Find the lines containing the word "forward" and copy every one of them.
[begin Exercise material]
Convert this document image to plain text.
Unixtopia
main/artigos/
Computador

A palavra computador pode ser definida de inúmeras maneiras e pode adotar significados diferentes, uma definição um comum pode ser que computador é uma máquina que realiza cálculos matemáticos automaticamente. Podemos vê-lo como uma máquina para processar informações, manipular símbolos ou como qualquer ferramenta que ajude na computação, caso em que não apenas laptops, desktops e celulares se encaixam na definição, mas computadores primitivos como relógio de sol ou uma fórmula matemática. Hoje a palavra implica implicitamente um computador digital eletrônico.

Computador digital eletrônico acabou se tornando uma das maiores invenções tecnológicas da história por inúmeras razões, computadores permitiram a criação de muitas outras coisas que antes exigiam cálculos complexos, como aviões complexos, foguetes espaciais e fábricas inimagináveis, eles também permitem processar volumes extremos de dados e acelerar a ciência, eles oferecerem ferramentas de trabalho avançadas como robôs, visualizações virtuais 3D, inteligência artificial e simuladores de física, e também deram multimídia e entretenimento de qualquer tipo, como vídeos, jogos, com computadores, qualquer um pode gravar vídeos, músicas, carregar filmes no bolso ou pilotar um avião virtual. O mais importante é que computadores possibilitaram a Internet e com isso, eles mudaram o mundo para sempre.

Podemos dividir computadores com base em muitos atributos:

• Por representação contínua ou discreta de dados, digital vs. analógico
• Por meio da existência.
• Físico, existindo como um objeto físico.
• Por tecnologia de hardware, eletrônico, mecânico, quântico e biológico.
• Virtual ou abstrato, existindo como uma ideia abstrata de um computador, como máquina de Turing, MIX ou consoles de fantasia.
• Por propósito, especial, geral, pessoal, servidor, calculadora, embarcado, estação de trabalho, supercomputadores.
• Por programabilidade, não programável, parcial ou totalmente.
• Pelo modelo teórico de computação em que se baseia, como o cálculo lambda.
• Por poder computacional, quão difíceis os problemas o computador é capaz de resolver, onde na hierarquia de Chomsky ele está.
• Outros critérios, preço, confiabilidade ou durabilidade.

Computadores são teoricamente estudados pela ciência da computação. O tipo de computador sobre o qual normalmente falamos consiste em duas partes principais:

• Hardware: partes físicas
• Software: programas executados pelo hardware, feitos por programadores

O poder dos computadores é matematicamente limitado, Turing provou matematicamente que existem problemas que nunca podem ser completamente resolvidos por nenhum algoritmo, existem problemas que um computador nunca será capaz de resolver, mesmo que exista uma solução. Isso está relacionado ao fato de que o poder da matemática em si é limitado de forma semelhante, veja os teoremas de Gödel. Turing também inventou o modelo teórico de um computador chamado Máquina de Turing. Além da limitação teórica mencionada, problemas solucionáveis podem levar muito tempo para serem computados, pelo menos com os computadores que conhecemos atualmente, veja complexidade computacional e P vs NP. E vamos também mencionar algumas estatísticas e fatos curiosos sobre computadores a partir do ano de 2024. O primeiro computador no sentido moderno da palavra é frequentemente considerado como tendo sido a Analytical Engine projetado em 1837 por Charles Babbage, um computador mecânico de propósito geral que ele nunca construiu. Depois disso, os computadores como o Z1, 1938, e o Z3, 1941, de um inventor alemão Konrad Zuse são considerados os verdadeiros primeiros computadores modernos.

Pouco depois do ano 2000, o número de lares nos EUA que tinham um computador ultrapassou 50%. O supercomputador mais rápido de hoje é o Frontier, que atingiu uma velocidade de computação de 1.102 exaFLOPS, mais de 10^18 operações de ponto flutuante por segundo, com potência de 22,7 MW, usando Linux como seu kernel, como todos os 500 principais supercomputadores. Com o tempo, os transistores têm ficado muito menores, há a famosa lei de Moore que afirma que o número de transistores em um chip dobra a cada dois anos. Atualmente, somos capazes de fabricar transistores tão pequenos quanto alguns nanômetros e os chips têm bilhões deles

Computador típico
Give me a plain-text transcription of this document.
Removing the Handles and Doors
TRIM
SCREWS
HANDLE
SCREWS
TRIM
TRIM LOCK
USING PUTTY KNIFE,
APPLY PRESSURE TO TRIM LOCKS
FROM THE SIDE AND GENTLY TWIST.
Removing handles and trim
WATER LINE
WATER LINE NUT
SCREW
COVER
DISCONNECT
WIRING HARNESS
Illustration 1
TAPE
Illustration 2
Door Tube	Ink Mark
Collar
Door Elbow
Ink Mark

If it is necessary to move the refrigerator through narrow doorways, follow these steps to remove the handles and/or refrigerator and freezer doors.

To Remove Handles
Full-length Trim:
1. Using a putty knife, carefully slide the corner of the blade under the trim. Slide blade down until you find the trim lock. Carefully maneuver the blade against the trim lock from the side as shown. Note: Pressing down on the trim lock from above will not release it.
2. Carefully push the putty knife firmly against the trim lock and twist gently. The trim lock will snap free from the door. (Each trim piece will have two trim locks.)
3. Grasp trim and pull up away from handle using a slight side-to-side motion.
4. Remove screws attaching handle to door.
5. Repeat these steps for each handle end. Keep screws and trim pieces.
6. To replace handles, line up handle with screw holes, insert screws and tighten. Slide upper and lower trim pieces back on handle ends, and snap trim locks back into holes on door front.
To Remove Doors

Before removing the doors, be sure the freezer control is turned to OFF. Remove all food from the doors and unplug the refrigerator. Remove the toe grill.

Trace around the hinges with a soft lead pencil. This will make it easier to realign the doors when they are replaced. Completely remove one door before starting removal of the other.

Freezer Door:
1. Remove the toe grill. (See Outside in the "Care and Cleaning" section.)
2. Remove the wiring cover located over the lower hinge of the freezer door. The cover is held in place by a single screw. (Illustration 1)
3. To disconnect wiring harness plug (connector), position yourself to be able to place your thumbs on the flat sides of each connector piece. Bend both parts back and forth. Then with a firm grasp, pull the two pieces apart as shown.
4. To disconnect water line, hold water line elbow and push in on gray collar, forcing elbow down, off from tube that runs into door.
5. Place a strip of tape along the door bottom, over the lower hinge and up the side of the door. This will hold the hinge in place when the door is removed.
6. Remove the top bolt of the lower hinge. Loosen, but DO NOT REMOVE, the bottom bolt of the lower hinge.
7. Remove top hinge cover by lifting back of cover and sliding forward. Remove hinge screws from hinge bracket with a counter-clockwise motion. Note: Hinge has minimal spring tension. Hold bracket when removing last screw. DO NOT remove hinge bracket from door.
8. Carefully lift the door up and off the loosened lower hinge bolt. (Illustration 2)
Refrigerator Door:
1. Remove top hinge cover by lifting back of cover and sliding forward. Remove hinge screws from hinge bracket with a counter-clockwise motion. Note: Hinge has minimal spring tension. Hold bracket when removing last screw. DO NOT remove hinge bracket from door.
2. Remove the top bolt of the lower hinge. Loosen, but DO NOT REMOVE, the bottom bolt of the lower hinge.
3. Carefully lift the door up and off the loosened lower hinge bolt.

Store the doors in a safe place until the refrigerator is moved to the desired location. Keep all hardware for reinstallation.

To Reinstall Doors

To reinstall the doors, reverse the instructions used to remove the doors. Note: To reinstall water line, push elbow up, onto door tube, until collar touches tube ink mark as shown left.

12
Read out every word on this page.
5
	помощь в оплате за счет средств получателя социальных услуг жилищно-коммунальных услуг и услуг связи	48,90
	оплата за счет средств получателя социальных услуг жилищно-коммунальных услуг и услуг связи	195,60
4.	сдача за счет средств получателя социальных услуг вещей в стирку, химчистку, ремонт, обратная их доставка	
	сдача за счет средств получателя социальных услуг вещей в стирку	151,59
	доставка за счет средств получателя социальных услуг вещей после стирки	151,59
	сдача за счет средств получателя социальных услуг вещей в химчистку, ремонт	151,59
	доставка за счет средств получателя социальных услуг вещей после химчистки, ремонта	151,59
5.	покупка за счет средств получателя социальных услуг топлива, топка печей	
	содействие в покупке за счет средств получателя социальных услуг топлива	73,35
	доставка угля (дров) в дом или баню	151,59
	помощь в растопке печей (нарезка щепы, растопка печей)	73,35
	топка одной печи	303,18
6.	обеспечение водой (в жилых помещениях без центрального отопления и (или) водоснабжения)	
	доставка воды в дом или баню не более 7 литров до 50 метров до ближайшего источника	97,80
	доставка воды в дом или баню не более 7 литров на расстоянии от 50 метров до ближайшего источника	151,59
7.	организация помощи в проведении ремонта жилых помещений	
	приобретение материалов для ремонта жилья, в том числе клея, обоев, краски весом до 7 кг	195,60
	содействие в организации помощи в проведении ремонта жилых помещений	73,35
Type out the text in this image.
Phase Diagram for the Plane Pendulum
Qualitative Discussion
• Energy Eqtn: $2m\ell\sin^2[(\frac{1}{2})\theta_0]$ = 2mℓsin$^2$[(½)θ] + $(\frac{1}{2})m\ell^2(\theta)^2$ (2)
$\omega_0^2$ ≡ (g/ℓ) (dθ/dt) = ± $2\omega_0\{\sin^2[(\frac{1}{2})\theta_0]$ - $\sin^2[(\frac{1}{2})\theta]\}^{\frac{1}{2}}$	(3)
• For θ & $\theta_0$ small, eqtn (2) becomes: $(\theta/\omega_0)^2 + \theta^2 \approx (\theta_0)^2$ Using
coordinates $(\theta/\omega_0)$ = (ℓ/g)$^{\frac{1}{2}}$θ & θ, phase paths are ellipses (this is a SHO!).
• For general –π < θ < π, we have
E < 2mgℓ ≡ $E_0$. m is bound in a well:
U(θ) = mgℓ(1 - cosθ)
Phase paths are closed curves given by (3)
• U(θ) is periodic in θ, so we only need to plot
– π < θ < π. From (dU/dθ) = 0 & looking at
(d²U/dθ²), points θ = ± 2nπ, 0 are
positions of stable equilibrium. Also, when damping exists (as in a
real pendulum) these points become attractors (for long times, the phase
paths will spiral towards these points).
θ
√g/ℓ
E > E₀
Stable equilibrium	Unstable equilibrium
[end Exercise material]
Solution to this exercise:
7. Remove top hinge cover by lifting back of cover and sliding forward. Remove hinge screws from hinge bracket with a counter-clockwise motion. Note: Hinge has minimal spring tension. Hold bracket when removing last screw. DO NOT remove hinge bracket from door.
1. Remove top hinge cover by lifting back of cover and sliding forward. Remove hinge screws from hinge bracket with a counter-clockwise motion. Note: Hinge has minimal spring tension. Hold bracket when removing last screw. DO NOT remove hinge bracket from door.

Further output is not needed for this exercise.